Without omitting anything, return the records precisely as given.

Dataset items:
● ● ● ●

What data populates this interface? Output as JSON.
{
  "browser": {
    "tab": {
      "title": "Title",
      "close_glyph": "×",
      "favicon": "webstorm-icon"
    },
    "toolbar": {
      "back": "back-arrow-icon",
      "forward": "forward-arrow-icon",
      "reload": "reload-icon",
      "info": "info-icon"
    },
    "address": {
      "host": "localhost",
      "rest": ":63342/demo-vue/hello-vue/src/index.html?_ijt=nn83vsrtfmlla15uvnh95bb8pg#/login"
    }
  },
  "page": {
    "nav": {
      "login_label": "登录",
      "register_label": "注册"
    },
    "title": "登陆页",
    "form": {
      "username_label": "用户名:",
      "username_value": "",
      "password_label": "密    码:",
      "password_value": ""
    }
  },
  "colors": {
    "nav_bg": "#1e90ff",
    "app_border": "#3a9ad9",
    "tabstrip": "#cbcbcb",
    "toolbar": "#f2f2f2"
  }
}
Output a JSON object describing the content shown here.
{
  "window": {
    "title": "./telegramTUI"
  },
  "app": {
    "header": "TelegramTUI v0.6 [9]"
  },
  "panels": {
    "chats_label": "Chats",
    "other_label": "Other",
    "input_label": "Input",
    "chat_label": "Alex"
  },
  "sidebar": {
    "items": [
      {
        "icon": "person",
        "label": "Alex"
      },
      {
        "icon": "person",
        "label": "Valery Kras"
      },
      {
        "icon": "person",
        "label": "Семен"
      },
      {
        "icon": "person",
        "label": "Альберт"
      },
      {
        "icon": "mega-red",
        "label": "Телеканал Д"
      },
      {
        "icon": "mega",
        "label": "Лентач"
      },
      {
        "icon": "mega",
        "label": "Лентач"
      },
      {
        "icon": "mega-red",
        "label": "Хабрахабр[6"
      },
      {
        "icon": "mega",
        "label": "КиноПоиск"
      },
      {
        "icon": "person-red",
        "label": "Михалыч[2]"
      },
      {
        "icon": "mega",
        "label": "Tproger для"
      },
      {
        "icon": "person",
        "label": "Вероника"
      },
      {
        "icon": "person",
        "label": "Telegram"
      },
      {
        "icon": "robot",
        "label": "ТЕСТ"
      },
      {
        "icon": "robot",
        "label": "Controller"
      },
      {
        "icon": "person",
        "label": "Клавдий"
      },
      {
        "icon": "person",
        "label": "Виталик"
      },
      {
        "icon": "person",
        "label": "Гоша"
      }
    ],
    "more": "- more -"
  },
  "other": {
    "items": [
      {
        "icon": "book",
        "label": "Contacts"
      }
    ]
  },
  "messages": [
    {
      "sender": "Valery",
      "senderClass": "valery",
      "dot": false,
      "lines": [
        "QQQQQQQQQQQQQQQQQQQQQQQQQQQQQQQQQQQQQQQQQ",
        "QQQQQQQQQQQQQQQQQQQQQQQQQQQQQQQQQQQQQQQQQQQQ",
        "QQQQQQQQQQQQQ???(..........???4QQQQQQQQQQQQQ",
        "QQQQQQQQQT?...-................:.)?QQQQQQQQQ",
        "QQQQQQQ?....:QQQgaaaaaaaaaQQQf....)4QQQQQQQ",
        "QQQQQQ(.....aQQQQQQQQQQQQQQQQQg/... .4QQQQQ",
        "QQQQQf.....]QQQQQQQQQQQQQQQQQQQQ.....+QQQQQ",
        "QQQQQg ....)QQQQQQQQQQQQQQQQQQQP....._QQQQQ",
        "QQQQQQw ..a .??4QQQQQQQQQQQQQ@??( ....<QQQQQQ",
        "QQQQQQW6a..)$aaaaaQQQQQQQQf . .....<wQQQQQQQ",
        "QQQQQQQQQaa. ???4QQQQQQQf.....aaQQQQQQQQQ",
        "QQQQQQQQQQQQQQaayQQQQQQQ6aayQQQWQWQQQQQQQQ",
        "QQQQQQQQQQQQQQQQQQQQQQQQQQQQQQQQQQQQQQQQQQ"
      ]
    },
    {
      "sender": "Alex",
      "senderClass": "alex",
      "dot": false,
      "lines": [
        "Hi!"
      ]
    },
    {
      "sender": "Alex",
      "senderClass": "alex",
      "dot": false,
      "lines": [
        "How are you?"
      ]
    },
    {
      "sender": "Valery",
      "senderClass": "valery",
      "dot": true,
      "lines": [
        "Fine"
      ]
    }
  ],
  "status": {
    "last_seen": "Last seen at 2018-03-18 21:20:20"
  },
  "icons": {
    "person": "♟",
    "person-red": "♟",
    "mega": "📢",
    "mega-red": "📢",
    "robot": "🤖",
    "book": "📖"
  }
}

● ● ● ●

Result for this exercise:
What data populates this interface? Output as JSON.
{
  "browser": {
    "tab": {
      "title": "Title",
      "close_glyph": "×",
      "favicon": "webstorm-icon"
    },
    "toolbar": {
      "back": "back-arrow-icon",
      "forward": "forward-arrow-icon",
      "reload": "reload-icon",
      "info": "info-icon"
    },
    "address": {
      "host": "localhost",
      "rest": ":63342/demo-vue/hello-vue/src/index.html?_ijt=nn83vsrtfmlla15uvnh95bb8pg#/login"
    }
  },
  "page": {
    "nav": {
      "login_label": "登录",
      "register_label": "注册"
    },
    "title": "登陆页",
    "form": {
      "username_label": "用户名:",
      "username_value": "",
      "password_label": "密    码:",
      "password_value": ""
    }
  },
  "colors": {
    "nav_bg": "#1e90ff",
    "app_border": "#3a9ad9",
    "tabstrip": "#cbcbcb",
    "toolbar": "#f2f2f2"
  }
}
Output a JSON object describing the content shown here.
{
  "window": {
    "title": "./telegramTUI"
  },
  "app": {
    "header": "TelegramTUI v0.6 [9]"
  },
  "panels": {
    "chats_label": "Chats",
    "other_label": "Other",
    "input_label": "Input",
    "chat_label": "Alex"
  },
  "sidebar": {
    "items": [
      {
        "icon": "person",
        "label": "Alex"
      },
      {
        "icon": "person",
        "label": "Valery Kras"
      },
      {
        "icon": "person",
        "label": "Семен"
      },
      {
        "icon": "person",
        "label": "Альберт"
      },
      {
        "icon": "mega-red",
        "label": "Телеканал Д"
      },
      {
        "icon": "mega",
        "label": "Лентач"
      },
      {
        "icon": "mega",
        "label": "Лентач"
      },
      {
        "icon": "mega-red",
        "label": "Хабрахабр[6"
      },
      {
        "icon": "mega",
        "label": "КиноПоиск"
      },
      {
        "icon": "person-red",
        "label": "Михалыч[2]"
      },
      {
        "icon": "mega",
        "label": "Tproger для"
      },
      {
        "icon": "person",
        "label": "Вероника"
      },
      {
        "icon": "person",
        "label": "Telegram"
      },
      {
        "icon": "robot",
        "label": "ТЕСТ"
      },
      {
        "icon": "robot",
        "label": "Controller"
      },
      {
        "icon": "person",
        "label": "Клавдий"
      },
      {
        "icon": "person",
        "label": "Виталик"
      },
      {
        "icon": "person",
        "label": "Гоша"
      }
    ],
    "more": "- more -"
  },
  "other": {
    "items": [
      {
        "icon": "book",
        "label": "Contacts"
      }
    ]
  },
  "messages": [
    {
      "sender": "Valery",
      "senderClass": "valery",
      "dot": false,
      "lines": [
        "QQQQQQQQQQQQQQQQQQQQQQQQQQQQQQQQQQQQQQQQQ",
        "QQQQQQQQQQQQQQQQQQQQQQQQQQQQQQQQQQQQQQQQQQQQ",
        "QQQQQQQQQQQQQ???(..........???4QQQQQQQQQQQQQ",
        "QQQQQQQQQT?...-................:.)?QQQQQQQQQ",
        "QQQQQQQ?....:QQQgaaaaaaaaaQQQf....)4QQQQQQQ",
        "QQQQQQ(.....aQQQQQQQQQQQQQQQQQg/... .4QQQQQ",
        "QQQQQf.....]QQQQQQQQQQQQQQQQQQQQ.....+QQQQQ",
        "QQQQQg ....)QQQQQQQQQQQQQQQQQQQP....._QQQQQ",
        "QQQQQQw ..a .??4QQQQQQQQQQQQQ@??( ....<QQQQQQ",
        "QQQQQQW6a..)$aaaaaQQQQQQQQf . .....<wQQQQQQQ",
        "QQQQQQQQQaa. ???4QQQQQQQf.....aaQQQQQQQQQ",
        "QQQQQQQQQQQQQQaayQQQQQQQ6aayQQQWQWQQQQQQQQ",
        "QQQQQQQQQQQQQQQQQQQQQQQQQQQQQQQQQQQQQQQQQQ"
      ]
    },
    {
      "sender": "Alex",
      "senderClass": "alex",
      "dot": false,
      "lines": [
        "Hi!"
      ]
    },
    {
      "sender": "Alex",
      "senderClass": "alex",
      "dot": false,
      "lines": [
        "How are you?"
      ]
    },
    {
      "sender": "Valery",
      "senderClass": "valery",
      "dot": true,
      "lines": [
        "Fine"
      ]
    }
  ],
  "status": {
    "last_seen": "Last seen at 2018-03-18 21:20:20"
  },
  "icons": {
    "person": "♟",
    "person-red": "♟",
    "mega": "📢",
    "mega-red": "📢",
    "robot": "🤖",
    "book": "📖"
  }
}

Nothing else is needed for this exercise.